SHORT PROBLEM - Extract each line of the records below that contains the word "TaskFinishedLicenser".

(Stored data entries)

((

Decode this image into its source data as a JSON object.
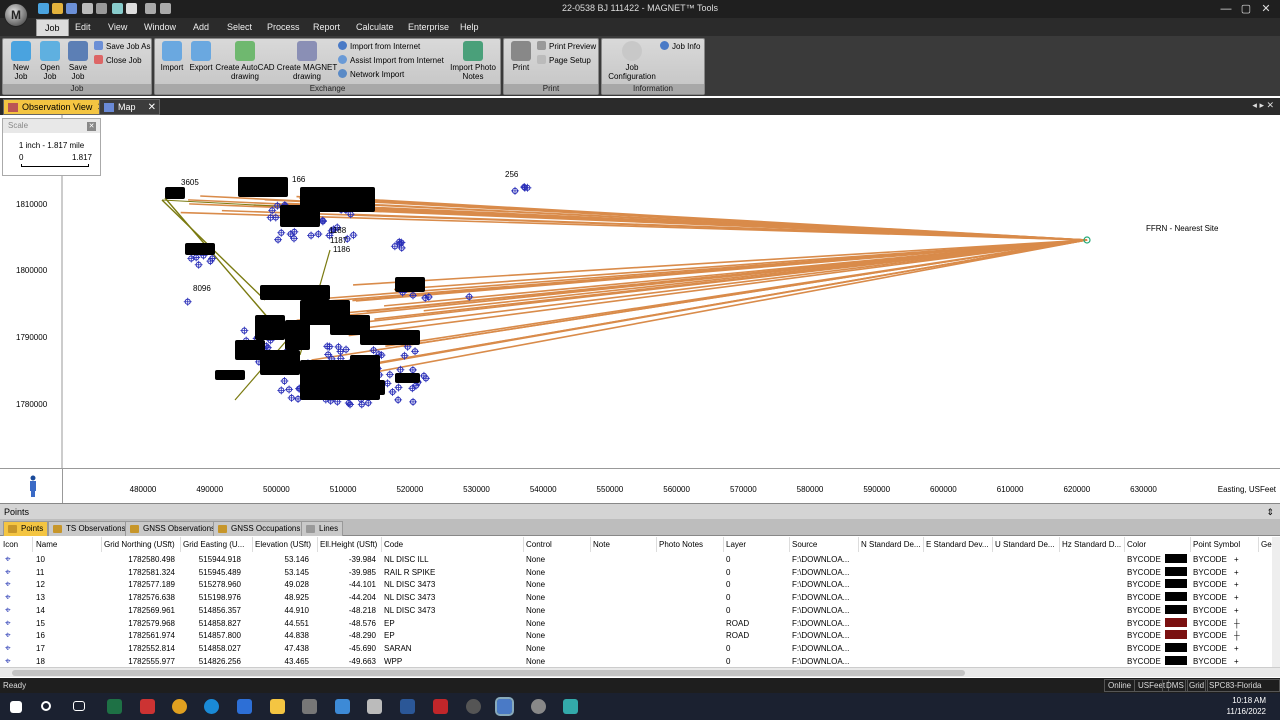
{
  "window": {
    "title": "22-0538 BJ 111422 - MAGNET™ Tools",
    "app_orb": "M",
    "minimize": "—",
    "maximize": "▢",
    "close": "✕"
  },
  "menu": [
    "Job",
    "Edit",
    "View",
    "Window",
    "Add",
    "Select",
    "Process",
    "Report",
    "Calculate",
    "Enterprise",
    "Help"
  ],
  "ribbon": {
    "groups": {
      "job": "Job",
      "exchange": "Exchange",
      "print": "Print",
      "information": "Information"
    },
    "new_job": "New\nJob",
    "open_job": "Open\nJob",
    "save_job": "Save\nJob",
    "save_job_as": "Save Job As",
    "close_job": "Close Job",
    "import": "Import",
    "export": "Export",
    "create_autocad": "Create AutoCAD\ndrawing",
    "create_magnet": "Create MAGNET\ndrawing",
    "import_internet": "Import from Internet",
    "assist_import": "Assist Import from Internet",
    "network_import": "Network Import",
    "import_photo": "Import Photo\nNotes",
    "print": "Print",
    "print_preview": "Print Preview",
    "page_setup": "Page Setup",
    "job_config": "Job\nConfiguration",
    "job_info": "Job Info"
  },
  "doc_tabs": {
    "observation": "Observation View",
    "map": "Map View"
  },
  "scale": {
    "header": "Scale",
    "text": "1 inch - 1.817 mile",
    "min": "0",
    "max": "1.817"
  },
  "graph": {
    "y_ticks": [
      "1810000",
      "1800000",
      "1790000",
      "1780000"
    ],
    "x_ticks": [
      "480000",
      "490000",
      "500000",
      "510000",
      "520000",
      "530000",
      "540000",
      "550000",
      "560000",
      "570000",
      "580000",
      "590000",
      "600000",
      "610000",
      "620000",
      "630000"
    ],
    "x_unit": "Easting, USFeet",
    "labels": {
      "remote_site": "FFRN - Nearest Site",
      "l8096": "8096",
      "l256": "256",
      "l3605": "3605",
      "l166": "166",
      "l1188": "1188",
      "l1187": "1187",
      "l1186": "1186"
    },
    "colors": {
      "vector": "#d98b4a",
      "vector_olive": "#7a7a10",
      "point": "#2a2fb8",
      "label": "#000000"
    }
  },
  "points_panel": {
    "title": "Points",
    "tabs": [
      "Points",
      "TS Observations",
      "GNSS Observations",
      "GNSS Occupations",
      "Lines"
    ],
    "columns": [
      "Icon",
      "Name",
      "Grid Northing (USft)",
      "Grid Easting (U...",
      "Elevation (USft)",
      "Ell.Height (USft)",
      "Code",
      "Control",
      "Note",
      "Photo Notes",
      "Layer",
      "Source",
      "N Standard De...",
      "E Standard Dev...",
      "U Standard De...",
      "Hz Standard D...",
      "Color",
      "Point Symbol",
      "Ge"
    ],
    "rows": [
      {
        "name": "10",
        "northing": "1782580.498",
        "easting": "515944.918",
        "elev": "53.146",
        "ell": "-39.984",
        "code": "NL DISC ILL",
        "control": "None",
        "layer": "0",
        "source": "F:\\DOWNLOA...",
        "color": "BYCODE",
        "swatch": "#000000",
        "symbol": "BYCODE",
        "glyph": "+"
      },
      {
        "name": "11",
        "northing": "1782581.324",
        "easting": "515945.489",
        "elev": "53.145",
        "ell": "-39.985",
        "code": "RAIL R SPIKE",
        "control": "None",
        "layer": "0",
        "source": "F:\\DOWNLOA...",
        "color": "BYCODE",
        "swatch": "#000000",
        "symbol": "BYCODE",
        "glyph": "+"
      },
      {
        "name": "12",
        "northing": "1782577.189",
        "easting": "515278.960",
        "elev": "49.028",
        "ell": "-44.101",
        "code": "NL DISC 3473",
        "control": "None",
        "layer": "0",
        "source": "F:\\DOWNLOA...",
        "color": "BYCODE",
        "swatch": "#000000",
        "symbol": "BYCODE",
        "glyph": "+"
      },
      {
        "name": "13",
        "northing": "1782576.638",
        "easting": "515198.976",
        "elev": "48.925",
        "ell": "-44.204",
        "code": "NL DISC 3473",
        "control": "None",
        "layer": "0",
        "source": "F:\\DOWNLOA...",
        "color": "BYCODE",
        "swatch": "#000000",
        "symbol": "BYCODE",
        "glyph": "+"
      },
      {
        "name": "14",
        "northing": "1782569.961",
        "easting": "514856.357",
        "elev": "44.910",
        "ell": "-48.218",
        "code": "NL DISC 3473",
        "control": "None",
        "layer": "0",
        "source": "F:\\DOWNLOA...",
        "color": "BYCODE",
        "swatch": "#000000",
        "symbol": "BYCODE",
        "glyph": "+"
      },
      {
        "name": "15",
        "northing": "1782579.968",
        "easting": "514858.827",
        "elev": "44.551",
        "ell": "-48.576",
        "code": "EP",
        "control": "None",
        "layer": "ROAD",
        "source": "F:\\DOWNLOA...",
        "color": "BYCODE",
        "swatch": "#7a1010",
        "symbol": "BYCODE",
        "glyph": "┼"
      },
      {
        "name": "16",
        "northing": "1782561.974",
        "easting": "514857.800",
        "elev": "44.838",
        "ell": "-48.290",
        "code": "EP",
        "control": "None",
        "layer": "ROAD",
        "source": "F:\\DOWNLOA...",
        "color": "BYCODE",
        "swatch": "#7a1010",
        "symbol": "BYCODE",
        "glyph": "┼"
      },
      {
        "name": "17",
        "northing": "1782552.814",
        "easting": "514858.027",
        "elev": "47.438",
        "ell": "-45.690",
        "code": "SARAN",
        "control": "None",
        "layer": "0",
        "source": "F:\\DOWNLOA...",
        "color": "BYCODE",
        "swatch": "#000000",
        "symbol": "BYCODE",
        "glyph": "+"
      },
      {
        "name": "18",
        "northing": "1782555.977",
        "easting": "514826.256",
        "elev": "43.465",
        "ell": "-49.663",
        "code": "WPP",
        "control": "None",
        "layer": "0",
        "source": "F:\\DOWNLOA...",
        "color": "BYCODE",
        "swatch": "#000000",
        "symbol": "BYCODE",
        "glyph": "+"
      }
    ]
  },
  "status": {
    "ready": "Ready",
    "items": [
      "Online",
      "USFeet",
      "DMS",
      "Grid",
      "SPC83-Florida (East)"
    ]
  },
  "taskbar": {
    "time": "10:18 AM",
    "date": "11/16/2022"
  }
}
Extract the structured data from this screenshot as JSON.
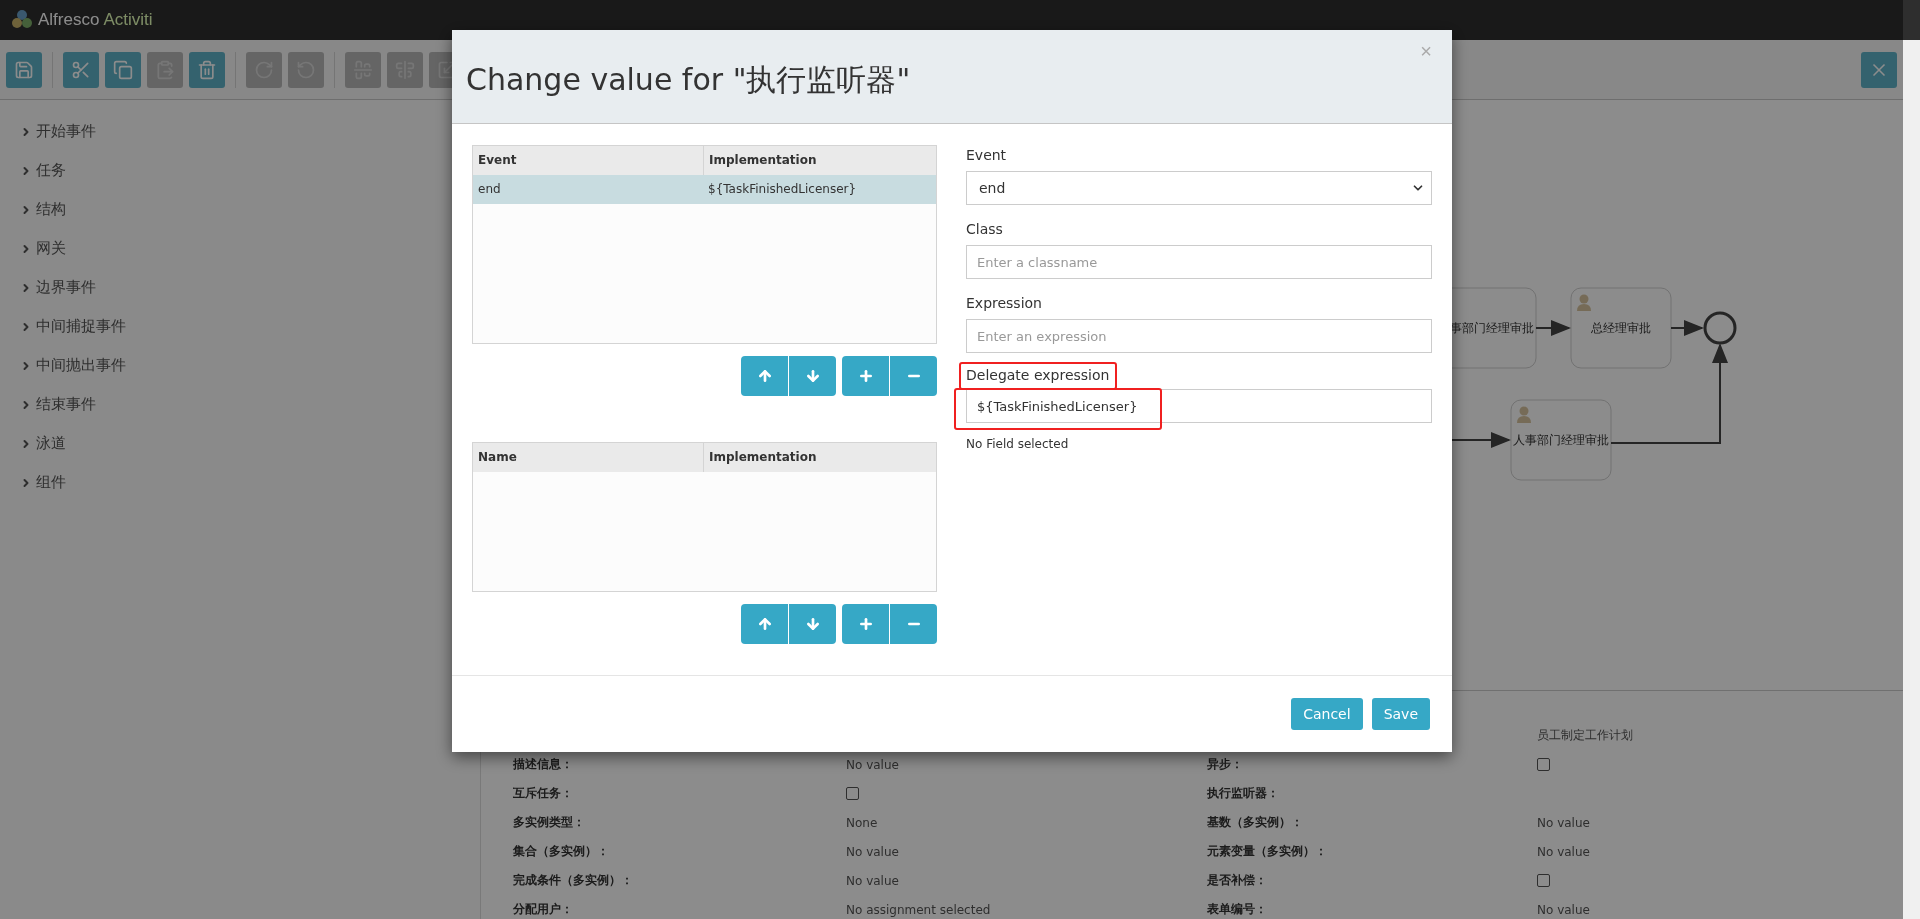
{
  "app": {
    "logo_name": "Alfresco",
    "logo_product": "Activiti"
  },
  "toolbar": {
    "groups": [
      [
        {
          "kind": "save",
          "disabled": false
        }
      ],
      [
        {
          "kind": "cut",
          "disabled": false
        },
        {
          "kind": "copy",
          "disabled": false
        },
        {
          "kind": "paste",
          "disabled": true
        },
        {
          "kind": "delete",
          "disabled": false
        }
      ],
      [
        {
          "kind": "redo",
          "disabled": true
        },
        {
          "kind": "undo",
          "disabled": true
        }
      ],
      [
        {
          "kind": "align-horizontal",
          "disabled": true
        },
        {
          "kind": "align-vertical",
          "disabled": true
        },
        {
          "kind": "resize",
          "disabled": true
        }
      ]
    ],
    "right_button": {
      "kind": "close",
      "disabled": false
    }
  },
  "sidebar": {
    "items": [
      {
        "label": "开始事件",
        "expanded": false
      },
      {
        "label": "任务",
        "expanded": false
      },
      {
        "label": "结构",
        "expanded": false
      },
      {
        "label": "网关",
        "expanded": false
      },
      {
        "label": "边界事件",
        "expanded": false
      },
      {
        "label": "中间捕捉事件",
        "expanded": false
      },
      {
        "label": "中间抛出事件",
        "expanded": false
      },
      {
        "label": "结束事件",
        "expanded": false
      },
      {
        "label": "泳道",
        "expanded": false
      },
      {
        "label": "组件",
        "expanded": false
      }
    ]
  },
  "diagram": {
    "nodes": [
      {
        "label": "事部门经理审批",
        "kind": "partial"
      },
      {
        "label": "总经理审批",
        "kind": "user_task"
      },
      {
        "label": "人事部门经理审批",
        "kind": "user_task"
      }
    ]
  },
  "properties": {
    "rows": [
      [
        {},
        {
          "kind": "none"
        },
        {},
        {
          "kind": "text",
          "value": "员工制定工作计划"
        }
      ],
      [
        {
          "label": "描述信息："
        },
        {
          "kind": "text",
          "value": "No value"
        },
        {
          "label": "异步："
        },
        {
          "kind": "checkbox",
          "checked": false
        }
      ],
      [
        {
          "label": "互斥任务："
        },
        {
          "kind": "checkbox",
          "checked": false
        },
        {
          "label": "执行监听器："
        },
        {
          "kind": "none"
        }
      ],
      [
        {
          "label": "多实例类型："
        },
        {
          "kind": "text",
          "value": "None"
        },
        {
          "label": "基数（多实例）："
        },
        {
          "kind": "text",
          "value": "No value"
        }
      ],
      [
        {
          "label": "集合（多实例）："
        },
        {
          "kind": "text",
          "value": "No value"
        },
        {
          "label": "元素变量（多实例）："
        },
        {
          "kind": "text",
          "value": "No value"
        }
      ],
      [
        {
          "label": "完成条件（多实例）："
        },
        {
          "kind": "text",
          "value": "No value"
        },
        {
          "label": "是否补偿："
        },
        {
          "kind": "checkbox",
          "checked": false
        }
      ],
      [
        {
          "label": "分配用户："
        },
        {
          "kind": "text",
          "value": "No assignment selected"
        },
        {
          "label": "表单编号："
        },
        {
          "kind": "text",
          "value": "No value"
        }
      ]
    ]
  },
  "dialog": {
    "title": "Change value for \"执行监听器\"",
    "close": "×",
    "listeners_table": {
      "columns": [
        "Event",
        "Implementation"
      ],
      "rows": [
        {
          "cells": [
            "end",
            "${TaskFinishedLicenser}"
          ],
          "selected": true
        }
      ]
    },
    "fields_table": {
      "columns": [
        "Name",
        "Implementation"
      ]
    },
    "list_buttons": [
      [
        {
          "kind": "up"
        },
        {
          "kind": "down"
        }
      ],
      [
        {
          "kind": "add"
        },
        {
          "kind": "remove"
        }
      ]
    ],
    "form": [
      {
        "label": "Event",
        "kind": "select",
        "value": "end",
        "highlighted": false
      },
      {
        "label": "Class",
        "kind": "input",
        "placeholder": "Enter a classname",
        "highlighted": false
      },
      {
        "label": "Expression",
        "kind": "input",
        "placeholder": "Enter an expression",
        "highlighted": false
      },
      {
        "label": "Delegate expression",
        "kind": "input",
        "value": "${TaskFinishedLicenser}",
        "highlighted": true
      }
    ],
    "field_note": "No Field selected",
    "buttons": [
      {
        "label": "Cancel"
      },
      {
        "label": "Save"
      }
    ]
  }
}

))

REPLY TO THE EXERCISE -
            "${TaskFinishedLicenser}"
        "value": "${TaskFinishedLicenser}",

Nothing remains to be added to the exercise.